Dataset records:

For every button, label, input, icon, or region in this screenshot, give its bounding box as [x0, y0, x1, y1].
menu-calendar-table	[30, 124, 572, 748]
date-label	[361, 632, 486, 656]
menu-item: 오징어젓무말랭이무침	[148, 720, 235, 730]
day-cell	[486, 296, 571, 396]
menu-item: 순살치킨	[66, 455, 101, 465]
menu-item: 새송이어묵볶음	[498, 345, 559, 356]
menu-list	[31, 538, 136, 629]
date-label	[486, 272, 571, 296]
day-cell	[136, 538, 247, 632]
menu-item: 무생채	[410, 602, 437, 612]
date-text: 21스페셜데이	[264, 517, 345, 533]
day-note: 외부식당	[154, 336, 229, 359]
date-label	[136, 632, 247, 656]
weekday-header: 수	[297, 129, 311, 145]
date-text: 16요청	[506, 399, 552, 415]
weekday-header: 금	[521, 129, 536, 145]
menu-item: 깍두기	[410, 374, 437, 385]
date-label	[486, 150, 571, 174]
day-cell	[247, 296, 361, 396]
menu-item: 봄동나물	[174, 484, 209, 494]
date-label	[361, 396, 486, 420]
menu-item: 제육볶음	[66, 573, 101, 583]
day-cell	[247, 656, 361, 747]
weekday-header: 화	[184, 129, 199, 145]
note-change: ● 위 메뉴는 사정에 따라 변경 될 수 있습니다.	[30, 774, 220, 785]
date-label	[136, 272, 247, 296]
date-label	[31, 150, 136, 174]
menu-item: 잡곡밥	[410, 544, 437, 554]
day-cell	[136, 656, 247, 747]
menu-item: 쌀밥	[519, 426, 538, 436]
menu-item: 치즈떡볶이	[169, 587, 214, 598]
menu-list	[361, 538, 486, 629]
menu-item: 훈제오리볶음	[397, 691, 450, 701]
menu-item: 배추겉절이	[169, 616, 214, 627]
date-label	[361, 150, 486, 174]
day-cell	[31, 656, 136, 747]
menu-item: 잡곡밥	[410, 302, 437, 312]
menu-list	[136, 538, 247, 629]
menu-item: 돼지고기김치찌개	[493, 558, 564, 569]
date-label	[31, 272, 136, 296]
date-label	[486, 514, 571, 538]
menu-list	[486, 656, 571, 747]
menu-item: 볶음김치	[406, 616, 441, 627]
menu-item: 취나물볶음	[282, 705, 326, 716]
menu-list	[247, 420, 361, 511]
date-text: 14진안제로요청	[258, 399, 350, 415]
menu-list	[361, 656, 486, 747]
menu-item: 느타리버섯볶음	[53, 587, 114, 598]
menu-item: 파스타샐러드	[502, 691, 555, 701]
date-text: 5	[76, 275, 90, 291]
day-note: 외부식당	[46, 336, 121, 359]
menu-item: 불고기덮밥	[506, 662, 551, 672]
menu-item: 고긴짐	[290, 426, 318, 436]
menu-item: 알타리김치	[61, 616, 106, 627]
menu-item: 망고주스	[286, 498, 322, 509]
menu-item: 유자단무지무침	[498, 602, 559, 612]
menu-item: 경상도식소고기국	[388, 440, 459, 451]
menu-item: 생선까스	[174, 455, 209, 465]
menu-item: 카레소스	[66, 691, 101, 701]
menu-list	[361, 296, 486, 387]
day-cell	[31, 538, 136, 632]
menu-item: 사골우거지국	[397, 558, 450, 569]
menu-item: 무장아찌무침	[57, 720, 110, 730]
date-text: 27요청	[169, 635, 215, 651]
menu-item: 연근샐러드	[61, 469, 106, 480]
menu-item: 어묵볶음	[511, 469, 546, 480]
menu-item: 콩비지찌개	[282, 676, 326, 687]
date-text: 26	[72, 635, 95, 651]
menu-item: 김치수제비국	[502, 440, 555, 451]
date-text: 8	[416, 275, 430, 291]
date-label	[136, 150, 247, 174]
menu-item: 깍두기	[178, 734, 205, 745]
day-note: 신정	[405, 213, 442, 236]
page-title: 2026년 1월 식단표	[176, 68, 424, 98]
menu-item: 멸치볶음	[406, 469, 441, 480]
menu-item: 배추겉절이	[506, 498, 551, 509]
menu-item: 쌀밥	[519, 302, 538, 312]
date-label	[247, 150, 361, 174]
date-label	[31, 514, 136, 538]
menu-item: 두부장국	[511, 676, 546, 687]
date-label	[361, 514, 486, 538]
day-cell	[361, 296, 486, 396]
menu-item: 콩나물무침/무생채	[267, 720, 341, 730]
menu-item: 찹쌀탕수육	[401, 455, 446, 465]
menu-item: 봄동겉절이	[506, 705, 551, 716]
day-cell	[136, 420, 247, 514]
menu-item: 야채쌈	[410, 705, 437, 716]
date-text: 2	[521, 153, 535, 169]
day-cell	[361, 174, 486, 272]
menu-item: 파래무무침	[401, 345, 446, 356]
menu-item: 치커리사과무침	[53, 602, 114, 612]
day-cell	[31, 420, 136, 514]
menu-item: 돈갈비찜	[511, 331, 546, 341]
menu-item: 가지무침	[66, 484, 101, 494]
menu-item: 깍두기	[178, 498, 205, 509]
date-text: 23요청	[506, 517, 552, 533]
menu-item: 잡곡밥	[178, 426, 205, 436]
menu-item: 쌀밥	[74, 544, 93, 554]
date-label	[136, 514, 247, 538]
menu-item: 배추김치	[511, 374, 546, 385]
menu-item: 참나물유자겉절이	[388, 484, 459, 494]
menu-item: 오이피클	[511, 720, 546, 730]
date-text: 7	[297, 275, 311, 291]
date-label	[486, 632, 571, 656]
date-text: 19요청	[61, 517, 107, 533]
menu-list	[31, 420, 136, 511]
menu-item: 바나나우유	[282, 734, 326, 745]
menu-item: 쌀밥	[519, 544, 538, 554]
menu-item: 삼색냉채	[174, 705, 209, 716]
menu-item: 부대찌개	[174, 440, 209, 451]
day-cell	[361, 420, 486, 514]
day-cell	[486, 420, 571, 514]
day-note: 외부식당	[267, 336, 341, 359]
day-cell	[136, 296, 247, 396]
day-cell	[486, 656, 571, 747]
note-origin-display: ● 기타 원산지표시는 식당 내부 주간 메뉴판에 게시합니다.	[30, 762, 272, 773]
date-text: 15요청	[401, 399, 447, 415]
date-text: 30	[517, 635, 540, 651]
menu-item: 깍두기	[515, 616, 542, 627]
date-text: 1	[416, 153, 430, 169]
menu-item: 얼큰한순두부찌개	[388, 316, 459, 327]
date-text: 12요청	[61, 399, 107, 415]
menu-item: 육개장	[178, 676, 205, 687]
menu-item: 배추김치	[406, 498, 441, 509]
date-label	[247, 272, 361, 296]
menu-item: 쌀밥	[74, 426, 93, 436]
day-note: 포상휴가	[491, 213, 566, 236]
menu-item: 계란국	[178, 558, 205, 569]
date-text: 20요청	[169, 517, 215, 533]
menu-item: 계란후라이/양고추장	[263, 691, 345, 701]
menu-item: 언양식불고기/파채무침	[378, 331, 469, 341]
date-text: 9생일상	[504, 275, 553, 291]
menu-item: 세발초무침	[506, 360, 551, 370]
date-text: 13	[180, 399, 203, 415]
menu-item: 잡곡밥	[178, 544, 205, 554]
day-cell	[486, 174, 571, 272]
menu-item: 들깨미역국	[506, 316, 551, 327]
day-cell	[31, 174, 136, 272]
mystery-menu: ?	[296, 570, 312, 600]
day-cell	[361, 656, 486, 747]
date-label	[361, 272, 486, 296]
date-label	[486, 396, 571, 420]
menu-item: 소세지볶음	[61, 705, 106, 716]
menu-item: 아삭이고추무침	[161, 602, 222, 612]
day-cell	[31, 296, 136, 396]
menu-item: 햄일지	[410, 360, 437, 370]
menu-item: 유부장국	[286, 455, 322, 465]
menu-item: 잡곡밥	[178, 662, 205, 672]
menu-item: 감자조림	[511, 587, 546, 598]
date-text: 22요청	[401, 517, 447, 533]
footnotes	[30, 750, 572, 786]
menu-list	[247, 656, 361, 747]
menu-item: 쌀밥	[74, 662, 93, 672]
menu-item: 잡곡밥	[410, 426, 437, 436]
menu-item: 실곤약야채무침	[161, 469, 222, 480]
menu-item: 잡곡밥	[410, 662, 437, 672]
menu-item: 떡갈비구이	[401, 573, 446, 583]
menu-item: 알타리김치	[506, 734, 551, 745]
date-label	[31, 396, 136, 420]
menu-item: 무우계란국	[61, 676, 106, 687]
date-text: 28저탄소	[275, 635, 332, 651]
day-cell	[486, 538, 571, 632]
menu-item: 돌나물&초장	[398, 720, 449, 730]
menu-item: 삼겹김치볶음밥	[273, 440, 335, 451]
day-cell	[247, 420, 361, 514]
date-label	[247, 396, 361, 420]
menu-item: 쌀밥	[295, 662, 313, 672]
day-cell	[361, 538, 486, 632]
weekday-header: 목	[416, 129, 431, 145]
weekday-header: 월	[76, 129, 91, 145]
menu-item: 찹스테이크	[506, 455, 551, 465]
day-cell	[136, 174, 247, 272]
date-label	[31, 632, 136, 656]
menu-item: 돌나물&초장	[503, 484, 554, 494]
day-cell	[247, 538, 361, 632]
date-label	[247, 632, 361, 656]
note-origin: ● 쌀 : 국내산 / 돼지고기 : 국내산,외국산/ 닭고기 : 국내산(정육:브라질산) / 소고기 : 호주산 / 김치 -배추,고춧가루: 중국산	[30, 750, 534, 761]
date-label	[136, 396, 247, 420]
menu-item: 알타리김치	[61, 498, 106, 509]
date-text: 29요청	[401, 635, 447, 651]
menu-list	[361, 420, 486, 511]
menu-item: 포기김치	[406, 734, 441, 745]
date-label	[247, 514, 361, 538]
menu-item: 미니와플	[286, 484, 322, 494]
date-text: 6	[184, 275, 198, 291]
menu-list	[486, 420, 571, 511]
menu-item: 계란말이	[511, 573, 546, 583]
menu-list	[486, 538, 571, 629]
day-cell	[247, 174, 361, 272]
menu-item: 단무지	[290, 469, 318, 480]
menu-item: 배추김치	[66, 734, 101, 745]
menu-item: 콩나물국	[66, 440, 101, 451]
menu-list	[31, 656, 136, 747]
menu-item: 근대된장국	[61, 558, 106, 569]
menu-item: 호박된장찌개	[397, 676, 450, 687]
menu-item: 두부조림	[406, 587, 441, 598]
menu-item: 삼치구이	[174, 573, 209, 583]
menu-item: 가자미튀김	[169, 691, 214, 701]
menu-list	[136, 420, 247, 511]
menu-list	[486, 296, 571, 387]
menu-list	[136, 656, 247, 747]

- **AIM**
Quote the records from their first line through the line containing "705, 326, 716]", with both of those lines included.

- **THE SOLUTION**
For every button, label, input, icon, or region in this screenshot, give its bounding box as [x0, y0, x1, y1].
menu-calendar-table	[30, 124, 572, 748]
date-label	[361, 632, 486, 656]
menu-item: 오징어젓무말랭이무침	[148, 720, 235, 730]
day-cell	[486, 296, 571, 396]
menu-item: 순살치킨	[66, 455, 101, 465]
menu-item: 새송이어묵볶음	[498, 345, 559, 356]
menu-list	[31, 538, 136, 629]
date-label	[486, 272, 571, 296]
day-cell	[136, 538, 247, 632]
menu-item: 무생채	[410, 602, 437, 612]
date-text: 21스페셜데이	[264, 517, 345, 533]
day-note: 외부식당	[154, 336, 229, 359]
date-label	[136, 632, 247, 656]
weekday-header: 수	[297, 129, 311, 145]
date-text: 16요청	[506, 399, 552, 415]
weekday-header: 금	[521, 129, 536, 145]
menu-item: 깍두기	[410, 374, 437, 385]
date-label	[486, 150, 571, 174]
day-cell	[247, 296, 361, 396]
menu-item: 봄동나물	[174, 484, 209, 494]
date-label	[361, 396, 486, 420]
menu-item: 제육볶음	[66, 573, 101, 583]
day-cell	[247, 656, 361, 747]
weekday-header: 화	[184, 129, 199, 145]
note-change: ● 위 메뉴는 사정에 따라 변경 될 수 있습니다.	[30, 774, 220, 785]
date-label	[136, 272, 247, 296]
date-label	[31, 150, 136, 174]
menu-item: 잡곡밥	[410, 544, 437, 554]
day-cell	[136, 656, 247, 747]
menu-item: 쌀밥	[519, 426, 538, 436]
menu-item: 치즈떡볶이	[169, 587, 214, 598]
menu-list	[361, 538, 486, 629]
menu-item: 훈제오리볶음	[397, 691, 450, 701]
menu-item: 배추겉절이	[169, 616, 214, 627]
date-label	[361, 150, 486, 174]
day-cell	[31, 656, 136, 747]
menu-item: 잡곡밥	[410, 302, 437, 312]
menu-list	[136, 538, 247, 629]
menu-item: 돼지고기김치찌개	[493, 558, 564, 569]
date-label	[31, 272, 136, 296]
date-label	[486, 514, 571, 538]
menu-list	[486, 656, 571, 747]
menu-item: 볶음김치	[406, 616, 441, 627]
menu-item: 취나물볶음	[282, 705, 326, 716]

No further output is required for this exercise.